◆ **Stored rows**:

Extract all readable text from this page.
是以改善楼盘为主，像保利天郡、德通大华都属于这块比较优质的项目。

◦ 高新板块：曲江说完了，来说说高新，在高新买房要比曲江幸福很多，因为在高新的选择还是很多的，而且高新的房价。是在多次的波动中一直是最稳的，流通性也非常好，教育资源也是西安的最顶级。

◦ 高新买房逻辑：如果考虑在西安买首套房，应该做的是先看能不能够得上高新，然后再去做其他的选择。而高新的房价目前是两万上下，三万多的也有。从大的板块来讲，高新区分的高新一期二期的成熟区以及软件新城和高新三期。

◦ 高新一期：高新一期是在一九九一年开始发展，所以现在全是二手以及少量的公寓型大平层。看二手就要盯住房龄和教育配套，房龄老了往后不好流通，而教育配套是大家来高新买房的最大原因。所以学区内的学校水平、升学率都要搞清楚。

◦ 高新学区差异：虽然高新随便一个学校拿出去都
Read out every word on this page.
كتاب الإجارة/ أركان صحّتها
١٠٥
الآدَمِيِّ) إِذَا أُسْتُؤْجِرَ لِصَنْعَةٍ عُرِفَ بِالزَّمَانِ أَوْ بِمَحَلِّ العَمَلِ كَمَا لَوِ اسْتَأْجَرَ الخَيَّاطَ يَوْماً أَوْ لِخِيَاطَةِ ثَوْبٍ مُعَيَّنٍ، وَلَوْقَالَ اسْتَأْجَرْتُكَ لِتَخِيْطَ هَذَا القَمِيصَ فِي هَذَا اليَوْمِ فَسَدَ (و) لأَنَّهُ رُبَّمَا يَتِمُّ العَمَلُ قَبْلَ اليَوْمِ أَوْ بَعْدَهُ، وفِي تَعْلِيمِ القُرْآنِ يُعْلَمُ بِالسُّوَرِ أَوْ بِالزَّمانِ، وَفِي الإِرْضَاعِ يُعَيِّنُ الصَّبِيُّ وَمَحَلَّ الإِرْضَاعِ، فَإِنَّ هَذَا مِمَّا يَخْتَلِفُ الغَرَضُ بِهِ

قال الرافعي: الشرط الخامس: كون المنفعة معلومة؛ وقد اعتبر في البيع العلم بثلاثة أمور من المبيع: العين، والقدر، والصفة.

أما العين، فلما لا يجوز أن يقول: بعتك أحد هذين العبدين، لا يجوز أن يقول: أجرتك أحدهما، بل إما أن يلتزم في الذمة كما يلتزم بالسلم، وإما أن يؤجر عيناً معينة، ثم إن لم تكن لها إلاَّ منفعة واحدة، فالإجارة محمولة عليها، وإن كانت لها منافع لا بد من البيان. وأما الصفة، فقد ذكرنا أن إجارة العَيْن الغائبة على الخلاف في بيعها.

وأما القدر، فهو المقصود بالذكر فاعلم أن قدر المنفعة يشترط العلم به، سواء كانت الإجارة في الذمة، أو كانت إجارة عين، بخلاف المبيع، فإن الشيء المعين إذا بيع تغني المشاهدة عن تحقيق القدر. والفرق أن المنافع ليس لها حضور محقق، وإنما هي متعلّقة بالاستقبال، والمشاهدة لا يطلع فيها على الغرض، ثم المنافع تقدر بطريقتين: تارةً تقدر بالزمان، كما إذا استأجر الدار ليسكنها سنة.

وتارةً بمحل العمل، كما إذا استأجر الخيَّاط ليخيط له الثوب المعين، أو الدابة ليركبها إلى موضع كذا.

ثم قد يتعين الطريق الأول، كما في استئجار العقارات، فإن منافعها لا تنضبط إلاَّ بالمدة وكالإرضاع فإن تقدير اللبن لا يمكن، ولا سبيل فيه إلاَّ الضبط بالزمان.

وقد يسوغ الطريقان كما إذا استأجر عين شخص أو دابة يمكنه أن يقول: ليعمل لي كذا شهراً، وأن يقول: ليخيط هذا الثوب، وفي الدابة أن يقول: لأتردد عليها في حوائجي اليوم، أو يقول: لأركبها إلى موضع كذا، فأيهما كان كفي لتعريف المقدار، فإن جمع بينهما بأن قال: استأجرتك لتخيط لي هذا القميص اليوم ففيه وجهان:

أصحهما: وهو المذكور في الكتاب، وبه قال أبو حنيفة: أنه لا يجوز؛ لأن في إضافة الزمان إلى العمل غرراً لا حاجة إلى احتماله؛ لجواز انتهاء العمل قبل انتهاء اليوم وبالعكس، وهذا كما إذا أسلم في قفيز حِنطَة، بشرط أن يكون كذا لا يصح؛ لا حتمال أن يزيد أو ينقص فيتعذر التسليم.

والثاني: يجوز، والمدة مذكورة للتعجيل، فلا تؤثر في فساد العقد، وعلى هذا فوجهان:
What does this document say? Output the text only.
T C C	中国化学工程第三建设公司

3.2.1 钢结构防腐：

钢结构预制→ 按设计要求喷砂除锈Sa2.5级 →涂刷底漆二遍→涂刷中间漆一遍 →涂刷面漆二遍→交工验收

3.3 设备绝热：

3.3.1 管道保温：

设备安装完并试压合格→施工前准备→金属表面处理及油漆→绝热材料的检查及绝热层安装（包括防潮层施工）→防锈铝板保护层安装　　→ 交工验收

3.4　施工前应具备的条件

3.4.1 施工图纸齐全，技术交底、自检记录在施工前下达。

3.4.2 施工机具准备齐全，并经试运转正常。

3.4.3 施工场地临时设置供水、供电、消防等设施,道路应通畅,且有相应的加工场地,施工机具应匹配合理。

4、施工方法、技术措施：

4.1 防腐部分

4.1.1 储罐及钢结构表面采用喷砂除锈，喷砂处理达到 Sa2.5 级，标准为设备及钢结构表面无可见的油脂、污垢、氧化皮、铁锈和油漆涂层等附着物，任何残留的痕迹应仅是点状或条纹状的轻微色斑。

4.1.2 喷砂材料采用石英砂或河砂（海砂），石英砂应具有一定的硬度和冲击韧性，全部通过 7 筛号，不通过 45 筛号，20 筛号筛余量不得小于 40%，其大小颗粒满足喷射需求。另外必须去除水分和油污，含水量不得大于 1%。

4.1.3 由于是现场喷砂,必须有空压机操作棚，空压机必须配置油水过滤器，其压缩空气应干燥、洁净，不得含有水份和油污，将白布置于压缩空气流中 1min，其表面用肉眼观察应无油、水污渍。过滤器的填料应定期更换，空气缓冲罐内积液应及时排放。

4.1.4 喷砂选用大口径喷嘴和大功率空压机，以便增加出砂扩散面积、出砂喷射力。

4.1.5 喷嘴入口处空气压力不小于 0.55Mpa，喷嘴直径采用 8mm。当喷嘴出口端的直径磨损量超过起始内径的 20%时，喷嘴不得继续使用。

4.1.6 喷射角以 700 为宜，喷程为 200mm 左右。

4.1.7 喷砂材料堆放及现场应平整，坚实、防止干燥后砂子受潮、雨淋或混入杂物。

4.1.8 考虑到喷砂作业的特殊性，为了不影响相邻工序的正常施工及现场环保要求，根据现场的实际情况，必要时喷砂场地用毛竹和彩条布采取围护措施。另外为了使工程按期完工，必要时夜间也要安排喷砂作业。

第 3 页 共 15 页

◆ **What you will do**: Go through the records above and copy every line with the word "وأما".

◆ **Answer to the problem**:
أما العين، فلما لا يجوز أن يقول: بعتك أحد هذين العبدين، لا يجوز أن يقول: أجرتك أحدهما، بل إما أن يلتزم في الذمة كما يلتزم بالسلم، وإما أن يؤجر عيناً معينة، ثم إن لم تكن لها إلاَّ منفعة واحدة، فالإجارة محمولة عليها، وإن كانت لها منافع لا بد من البيان. وأما الصفة، فقد ذكرنا أن إجارة العَيْن الغائبة على الخلاف في بيعها.
وأما القدر، فهو المقصود بالذكر فاعلم أن قدر المنفعة يشترط العلم به، سواء كانت الإجارة في الذمة، أو كانت إجارة عين، بخلاف المبيع، فإن الشيء المعين إذا بيع تغني المشاهدة عن تحقيق القدر. والفرق أن المنافع ليس لها حضور محقق، وإنما هي متعلّقة بالاستقبال، والمشاهدة لا يطلع فيها على الغرض، ثم المنافع تقدر بطريقتين: تارةً تقدر بالزمان، كما إذا استأجر الدار ليسكنها سنة.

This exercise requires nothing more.